Start of Data in this exercise

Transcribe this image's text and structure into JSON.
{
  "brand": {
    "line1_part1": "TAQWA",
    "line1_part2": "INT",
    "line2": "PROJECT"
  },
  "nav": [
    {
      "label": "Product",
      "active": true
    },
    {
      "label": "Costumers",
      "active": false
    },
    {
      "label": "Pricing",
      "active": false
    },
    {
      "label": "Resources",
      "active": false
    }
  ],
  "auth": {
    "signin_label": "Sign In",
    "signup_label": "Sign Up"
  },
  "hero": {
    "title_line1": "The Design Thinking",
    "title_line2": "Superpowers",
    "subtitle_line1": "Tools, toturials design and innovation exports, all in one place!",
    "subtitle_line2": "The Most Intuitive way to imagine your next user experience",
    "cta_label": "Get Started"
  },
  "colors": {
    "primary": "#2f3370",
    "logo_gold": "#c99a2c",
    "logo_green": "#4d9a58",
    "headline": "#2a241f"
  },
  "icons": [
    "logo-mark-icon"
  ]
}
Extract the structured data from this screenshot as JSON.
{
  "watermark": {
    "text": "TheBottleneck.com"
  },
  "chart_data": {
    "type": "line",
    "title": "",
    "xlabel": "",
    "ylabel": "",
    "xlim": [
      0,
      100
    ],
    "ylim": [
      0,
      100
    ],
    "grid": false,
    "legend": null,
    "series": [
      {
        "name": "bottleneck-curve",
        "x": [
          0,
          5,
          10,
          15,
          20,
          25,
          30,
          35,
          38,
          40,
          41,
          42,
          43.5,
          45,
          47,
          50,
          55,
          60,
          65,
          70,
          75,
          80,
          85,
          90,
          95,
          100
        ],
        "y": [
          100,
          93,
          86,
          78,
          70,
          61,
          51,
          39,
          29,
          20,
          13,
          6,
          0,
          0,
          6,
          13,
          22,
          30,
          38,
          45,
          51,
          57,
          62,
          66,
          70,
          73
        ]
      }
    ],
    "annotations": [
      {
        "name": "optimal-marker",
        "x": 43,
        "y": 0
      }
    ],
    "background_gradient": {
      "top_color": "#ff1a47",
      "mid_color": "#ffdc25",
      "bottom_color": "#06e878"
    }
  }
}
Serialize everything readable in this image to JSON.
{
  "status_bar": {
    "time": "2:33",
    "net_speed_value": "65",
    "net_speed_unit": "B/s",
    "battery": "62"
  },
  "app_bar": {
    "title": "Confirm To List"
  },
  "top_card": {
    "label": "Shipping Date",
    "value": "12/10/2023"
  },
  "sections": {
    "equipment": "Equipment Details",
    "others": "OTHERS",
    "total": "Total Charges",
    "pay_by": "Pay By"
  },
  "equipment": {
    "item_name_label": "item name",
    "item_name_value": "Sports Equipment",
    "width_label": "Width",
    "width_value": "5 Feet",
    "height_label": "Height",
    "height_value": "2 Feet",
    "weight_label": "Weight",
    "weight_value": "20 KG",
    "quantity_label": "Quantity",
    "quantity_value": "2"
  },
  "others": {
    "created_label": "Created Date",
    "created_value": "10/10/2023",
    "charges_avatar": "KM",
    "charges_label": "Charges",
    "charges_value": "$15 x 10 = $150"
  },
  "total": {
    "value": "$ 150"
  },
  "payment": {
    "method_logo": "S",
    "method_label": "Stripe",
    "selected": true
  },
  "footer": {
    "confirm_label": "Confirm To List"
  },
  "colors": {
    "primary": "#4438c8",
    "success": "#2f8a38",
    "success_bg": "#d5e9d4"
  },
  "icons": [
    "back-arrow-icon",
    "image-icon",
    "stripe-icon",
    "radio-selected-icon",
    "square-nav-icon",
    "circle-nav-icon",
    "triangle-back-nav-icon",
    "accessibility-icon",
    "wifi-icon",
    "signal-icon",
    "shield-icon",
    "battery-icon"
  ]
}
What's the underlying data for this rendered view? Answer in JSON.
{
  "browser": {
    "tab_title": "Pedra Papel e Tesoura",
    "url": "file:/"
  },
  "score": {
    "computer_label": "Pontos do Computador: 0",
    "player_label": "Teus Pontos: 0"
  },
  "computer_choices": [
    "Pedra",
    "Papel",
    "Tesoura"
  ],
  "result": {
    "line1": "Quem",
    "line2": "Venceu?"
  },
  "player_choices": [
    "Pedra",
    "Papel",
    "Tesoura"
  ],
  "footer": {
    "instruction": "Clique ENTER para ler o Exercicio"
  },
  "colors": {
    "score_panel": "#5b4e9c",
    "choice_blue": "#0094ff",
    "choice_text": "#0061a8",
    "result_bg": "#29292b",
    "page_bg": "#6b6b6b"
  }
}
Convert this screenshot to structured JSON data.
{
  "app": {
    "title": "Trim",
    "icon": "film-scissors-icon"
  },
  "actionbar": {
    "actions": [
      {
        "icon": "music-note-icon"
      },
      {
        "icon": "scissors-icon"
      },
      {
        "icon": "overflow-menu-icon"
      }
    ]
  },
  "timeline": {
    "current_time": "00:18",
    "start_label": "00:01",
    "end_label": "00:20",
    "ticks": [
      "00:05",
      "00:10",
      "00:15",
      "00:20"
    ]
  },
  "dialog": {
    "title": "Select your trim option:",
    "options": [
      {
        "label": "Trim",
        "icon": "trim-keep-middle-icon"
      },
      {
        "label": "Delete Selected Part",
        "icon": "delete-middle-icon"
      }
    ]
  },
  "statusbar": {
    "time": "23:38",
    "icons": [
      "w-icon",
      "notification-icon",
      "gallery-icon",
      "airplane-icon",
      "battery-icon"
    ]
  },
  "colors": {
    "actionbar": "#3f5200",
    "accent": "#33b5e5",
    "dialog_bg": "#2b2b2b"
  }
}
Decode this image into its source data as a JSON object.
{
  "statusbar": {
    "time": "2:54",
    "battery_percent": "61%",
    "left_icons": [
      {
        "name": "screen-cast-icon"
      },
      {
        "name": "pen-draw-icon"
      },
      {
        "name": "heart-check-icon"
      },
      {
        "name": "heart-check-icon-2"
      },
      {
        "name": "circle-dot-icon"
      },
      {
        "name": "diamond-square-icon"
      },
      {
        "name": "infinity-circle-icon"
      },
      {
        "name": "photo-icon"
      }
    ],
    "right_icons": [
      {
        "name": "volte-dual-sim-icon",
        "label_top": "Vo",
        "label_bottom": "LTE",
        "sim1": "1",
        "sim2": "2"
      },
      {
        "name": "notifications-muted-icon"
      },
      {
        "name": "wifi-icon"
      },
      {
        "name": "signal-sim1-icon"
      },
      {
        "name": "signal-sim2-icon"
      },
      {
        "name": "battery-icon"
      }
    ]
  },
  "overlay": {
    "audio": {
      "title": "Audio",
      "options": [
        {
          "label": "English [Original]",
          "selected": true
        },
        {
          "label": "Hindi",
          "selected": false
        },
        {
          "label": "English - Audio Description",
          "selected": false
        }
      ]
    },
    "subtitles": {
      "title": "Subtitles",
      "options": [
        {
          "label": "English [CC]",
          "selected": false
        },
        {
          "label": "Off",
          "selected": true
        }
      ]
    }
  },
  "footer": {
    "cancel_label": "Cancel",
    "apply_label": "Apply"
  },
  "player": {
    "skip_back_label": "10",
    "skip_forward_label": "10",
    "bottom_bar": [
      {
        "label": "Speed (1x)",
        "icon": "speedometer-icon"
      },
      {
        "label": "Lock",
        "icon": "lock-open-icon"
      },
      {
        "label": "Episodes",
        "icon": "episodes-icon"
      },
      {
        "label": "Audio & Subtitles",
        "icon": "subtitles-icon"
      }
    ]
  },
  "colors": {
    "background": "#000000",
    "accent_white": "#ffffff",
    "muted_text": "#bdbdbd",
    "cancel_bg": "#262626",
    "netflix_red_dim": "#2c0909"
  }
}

End of Data in this exercise

**Given request:**
Write out the full listing exactly as given.

**Full output:**
Transcribe this image's text and structure into JSON.
{
  "brand": {
    "line1_part1": "TAQWA",
    "line1_part2": "INT",
    "line2": "PROJECT"
  },
  "nav": [
    {
      "label": "Product",
      "active": true
    },
    {
      "label": "Costumers",
      "active": false
    },
    {
      "label": "Pricing",
      "active": false
    },
    {
      "label": "Resources",
      "active": false
    }
  ],
  "auth": {
    "signin_label": "Sign In",
    "signup_label": "Sign Up"
  },
  "hero": {
    "title_line1": "The Design Thinking",
    "title_line2": "Superpowers",
    "subtitle_line1": "Tools, toturials design and innovation exports, all in one place!",
    "subtitle_line2": "The Most Intuitive way to imagine your next user experience",
    "cta_label": "Get Started"
  },
  "colors": {
    "primary": "#2f3370",
    "logo_gold": "#c99a2c",
    "logo_green": "#4d9a58",
    "headline": "#2a241f"
  },
  "icons": [
    "logo-mark-icon"
  ]
}
Extract the structured data from this screenshot as JSON.
{
  "watermark": {
    "text": "TheBottleneck.com"
  },
  "chart_data": {
    "type": "line",
    "title": "",
    "xlabel": "",
    "ylabel": "",
    "xlim": [
      0,
      100
    ],
    "ylim": [
      0,
      100
    ],
    "grid": false,
    "legend": null,
    "series": [
      {
        "name": "bottleneck-curve",
        "x": [
          0,
          5,
          10,
          15,
          20,
          25,
          30,
          35,
          38,
          40,
          41,
          42,
          43.5,
          45,
          47,
          50,
          55,
          60,
          65,
          70,
          75,
          80,
          85,
          90,
          95,
          100
        ],
        "y": [
          100,
          93,
          86,
          78,
          70,
          61,
          51,
          39,
          29,
          20,
          13,
          6,
          0,
          0,
          6,
          13,
          22,
          30,
          38,
          45,
          51,
          57,
          62,
          66,
          70,
          73
        ]
      }
    ],
    "annotations": [
      {
        "name": "optimal-marker",
        "x": 43,
        "y": 0
      }
    ],
    "background_gradient": {
      "top_color": "#ff1a47",
      "mid_color": "#ffdc25",
      "bottom_color": "#06e878"
    }
  }
}
Serialize everything readable in this image to JSON.
{
  "status_bar": {
    "time": "2:33",
    "net_speed_value": "65",
    "net_speed_unit": "B/s",
    "battery": "62"
  },
  "app_bar": {
    "title": "Confirm To List"
  },
  "top_card": {
    "label": "Shipping Date",
    "value": "12/10/2023"
  },
  "sections": {
    "equipment": "Equipment Details",
    "others": "OTHERS",
    "total": "Total Charges",
    "pay_by": "Pay By"
  },
  "equipment": {
    "item_name_label": "item name",
    "item_name_value": "Sports Equipment",
    "width_label": "Width",
    "width_value": "5 Feet",
    "height_label": "Height",
    "height_value": "2 Feet",
    "weight_label": "Weight",
    "weight_value": "20 KG",
    "quantity_label": "Quantity",
    "quantity_value": "2"
  },
  "others": {
    "created_label": "Created Date",
    "created_value": "10/10/2023",
    "charges_avatar": "KM",
    "charges_label": "Charges",
    "charges_value": "$15 x 10 = $150"
  },
  "total": {
    "value": "$ 150"
  },
  "payment": {
    "method_logo": "S",
    "method_label": "Stripe",
    "selected": true
  },
  "footer": {
    "confirm_label": "Confirm To List"
  },
  "colors": {
    "primary": "#4438c8",
    "success": "#2f8a38",
    "success_bg": "#d5e9d4"
  },
  "icons": [
    "back-arrow-icon",
    "image-icon",
    "stripe-icon",
    "radio-selected-icon",
    "square-nav-icon",
    "circle-nav-icon",
    "triangle-back-nav-icon",
    "accessibility-icon",
    "wifi-icon",
    "signal-icon",
    "shield-icon",
    "battery-icon"
  ]
}
What's the underlying data for this rendered view? Answer in JSON.
{
  "browser": {
    "tab_title": "Pedra Papel e Tesoura",
    "url": "file:/"
  },
  "score": {
    "computer_label": "Pontos do Computador: 0",
    "player_label": "Teus Pontos: 0"
  },
  "computer_choices": [
    "Pedra",
    "Papel",
    "Tesoura"
  ],
  "result": {
    "line1": "Quem",
    "line2": "Venceu?"
  },
  "player_choices": [
    "Pedra",
    "Papel",
    "Tesoura"
  ],
  "footer": {
    "instruction": "Clique ENTER para ler o Exercicio"
  },
  "colors": {
    "score_panel": "#5b4e9c",
    "choice_blue": "#0094ff",
    "choice_text": "#0061a8",
    "result_bg": "#29292b",
    "page_bg": "#6b6b6b"
  }
}
Convert this screenshot to structured JSON data.
{
  "app": {
    "title": "Trim",
    "icon": "film-scissors-icon"
  },
  "actionbar": {
    "actions": [
      {
        "icon": "music-note-icon"
      },
      {
        "icon": "scissors-icon"
      },
      {
        "icon": "overflow-menu-icon"
      }
    ]
  },
  "timeline": {
    "current_time": "00:18",
    "start_label": "00:01",
    "end_label": "00:20",
    "ticks": [
      "00:05",
      "00:10",
      "00:15",
      "00:20"
    ]
  },
  "dialog": {
    "title": "Select your trim option:",
    "options": [
      {
        "label": "Trim",
        "icon": "trim-keep-middle-icon"
      },
      {
        "label": "Delete Selected Part",
        "icon": "delete-middle-icon"
      }
    ]
  },
  "statusbar": {
    "time": "23:38",
    "icons": [
      "w-icon",
      "notification-icon",
      "gallery-icon",
      "airplane-icon",
      "battery-icon"
    ]
  },
  "colors": {
    "actionbar": "#3f5200",
    "accent": "#33b5e5",
    "dialog_bg": "#2b2b2b"
  }
}
Decode this image into its source data as a JSON object.
{
  "statusbar": {
    "time": "2:54",
    "battery_percent": "61%",
    "left_icons": [
      {
        "name": "screen-cast-icon"
      },
      {
        "name": "pen-draw-icon"
      },
      {
        "name": "heart-check-icon"
      },
      {
        "name": "heart-check-icon-2"
      },
      {
        "name": "circle-dot-icon"
      },
      {
        "name": "diamond-square-icon"
      },
      {
        "name": "infinity-circle-icon"
      },
      {
        "name": "photo-icon"
      }
    ],
    "right_icons": [
      {
        "name": "volte-dual-sim-icon",
        "label_top": "Vo",
        "label_bottom": "LTE",
        "sim1": "1",
        "sim2": "2"
      },
      {
        "name": "notifications-muted-icon"
      },
      {
        "name": "wifi-icon"
      },
      {
        "name": "signal-sim1-icon"
      },
      {
        "name": "signal-sim2-icon"
      },
      {
        "name": "battery-icon"
      }
    ]
  },
  "overlay": {
    "audio": {
      "title": "Audio",
      "options": [
        {
          "label": "English [Original]",
          "selected": true
        },
        {
          "label": "Hindi",
          "selected": false
        },
        {
          "label": "English - Audio Description",
          "selected": false
        }
      ]
    },
    "subtitles": {
      "title": "Subtitles",
      "options": [
        {
          "label": "English [CC]",
          "selected": false
        },
        {
          "label": "Off",
          "selected": true
        }
      ]
    }
  },
  "footer": {
    "cancel_label": "Cancel",
    "apply_label": "Apply"
  },
  "player": {
    "skip_back_label": "10",
    "skip_forward_label": "10",
    "bottom_bar": [
      {
        "label": "Speed (1x)",
        "icon": "speedometer-icon"
      },
      {
        "label": "Lock",
        "icon": "lock-open-icon"
      },
      {
        "label": "Episodes",
        "icon": "episodes-icon"
      },
      {
        "label": "Audio & Subtitles",
        "icon": "subtitles-icon"
      }
    ]
  },
  "colors": {
    "background": "#000000",
    "accent_white": "#ffffff",
    "muted_text": "#bdbdbd",
    "cancel_bg": "#262626",
    "netflix_red_dim": "#2c0909"
  }
}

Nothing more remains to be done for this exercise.